### ENTRIES:
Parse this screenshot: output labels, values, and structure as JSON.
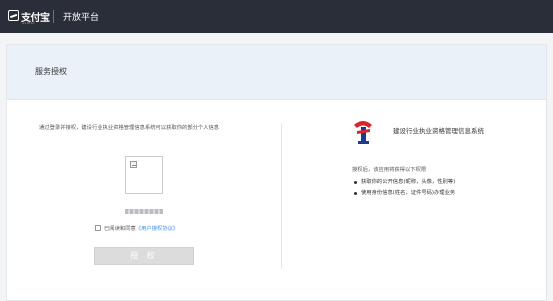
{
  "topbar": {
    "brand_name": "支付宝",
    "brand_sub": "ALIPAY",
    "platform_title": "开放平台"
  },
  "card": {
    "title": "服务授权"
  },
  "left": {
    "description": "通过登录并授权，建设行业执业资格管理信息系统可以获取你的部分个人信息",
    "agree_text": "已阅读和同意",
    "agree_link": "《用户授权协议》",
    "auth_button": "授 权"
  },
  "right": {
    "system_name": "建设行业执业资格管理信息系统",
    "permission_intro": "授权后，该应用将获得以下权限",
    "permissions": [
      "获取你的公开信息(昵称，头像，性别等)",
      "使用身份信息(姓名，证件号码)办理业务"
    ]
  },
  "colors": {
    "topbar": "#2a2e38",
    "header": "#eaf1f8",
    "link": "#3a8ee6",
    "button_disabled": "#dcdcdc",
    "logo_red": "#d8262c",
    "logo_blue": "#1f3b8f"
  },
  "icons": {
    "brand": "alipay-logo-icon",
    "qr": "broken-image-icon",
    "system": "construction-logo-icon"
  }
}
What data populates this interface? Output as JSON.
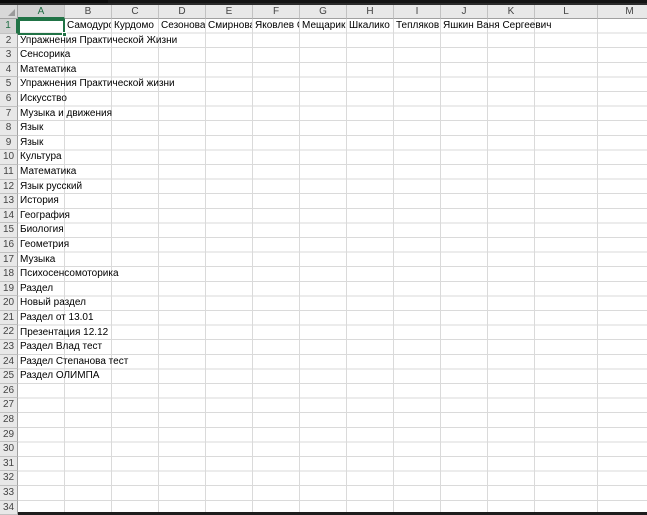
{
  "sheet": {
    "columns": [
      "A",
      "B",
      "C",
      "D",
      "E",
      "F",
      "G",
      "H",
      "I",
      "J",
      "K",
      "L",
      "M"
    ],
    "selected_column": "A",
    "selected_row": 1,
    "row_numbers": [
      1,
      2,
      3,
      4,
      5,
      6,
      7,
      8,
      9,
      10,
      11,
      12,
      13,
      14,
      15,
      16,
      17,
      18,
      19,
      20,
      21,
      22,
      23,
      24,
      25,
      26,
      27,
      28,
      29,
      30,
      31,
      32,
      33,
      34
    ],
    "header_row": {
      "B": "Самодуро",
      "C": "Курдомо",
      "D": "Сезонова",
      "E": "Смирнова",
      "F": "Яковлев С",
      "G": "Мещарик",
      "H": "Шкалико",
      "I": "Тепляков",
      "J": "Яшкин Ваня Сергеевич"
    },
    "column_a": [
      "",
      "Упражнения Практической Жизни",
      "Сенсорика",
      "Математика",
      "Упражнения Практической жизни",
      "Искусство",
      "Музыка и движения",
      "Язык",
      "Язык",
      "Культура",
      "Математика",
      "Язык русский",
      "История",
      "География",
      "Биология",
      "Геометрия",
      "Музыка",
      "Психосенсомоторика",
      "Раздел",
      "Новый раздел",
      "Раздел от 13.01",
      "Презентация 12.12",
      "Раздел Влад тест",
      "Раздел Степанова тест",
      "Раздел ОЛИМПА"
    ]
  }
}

...

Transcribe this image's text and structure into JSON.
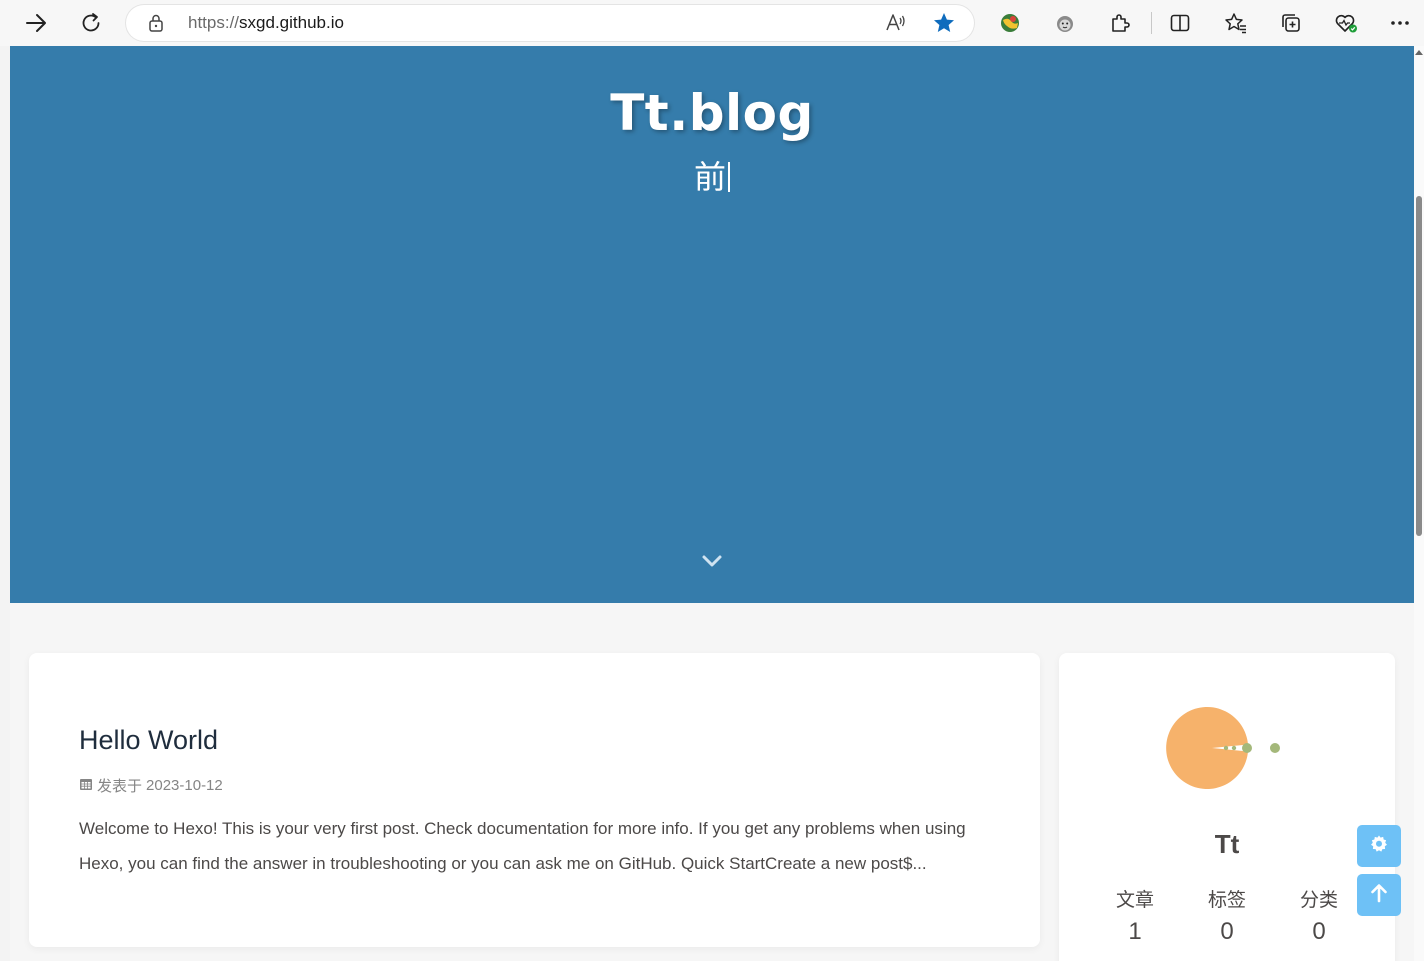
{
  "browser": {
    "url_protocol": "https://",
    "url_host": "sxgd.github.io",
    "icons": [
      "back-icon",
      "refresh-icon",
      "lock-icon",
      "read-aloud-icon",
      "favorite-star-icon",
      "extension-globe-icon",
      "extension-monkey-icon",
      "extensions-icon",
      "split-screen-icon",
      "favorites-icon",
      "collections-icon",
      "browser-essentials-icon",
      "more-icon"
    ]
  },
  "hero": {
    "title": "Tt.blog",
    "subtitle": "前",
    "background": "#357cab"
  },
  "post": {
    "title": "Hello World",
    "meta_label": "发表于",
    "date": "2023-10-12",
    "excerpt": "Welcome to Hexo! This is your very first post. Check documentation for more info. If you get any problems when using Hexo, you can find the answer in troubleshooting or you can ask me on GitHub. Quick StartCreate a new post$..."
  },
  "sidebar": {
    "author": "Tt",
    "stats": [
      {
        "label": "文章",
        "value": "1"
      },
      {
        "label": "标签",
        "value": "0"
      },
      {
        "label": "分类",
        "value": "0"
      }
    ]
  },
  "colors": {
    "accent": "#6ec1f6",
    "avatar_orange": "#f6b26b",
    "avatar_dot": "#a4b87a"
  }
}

### DIRECTIVE:
Filter the records above and return every line that holds the word "Упражнения".

### EXPECTED ANSWER:
      "Упражнения Практической Жизни",
      "Упражнения Практической жизни",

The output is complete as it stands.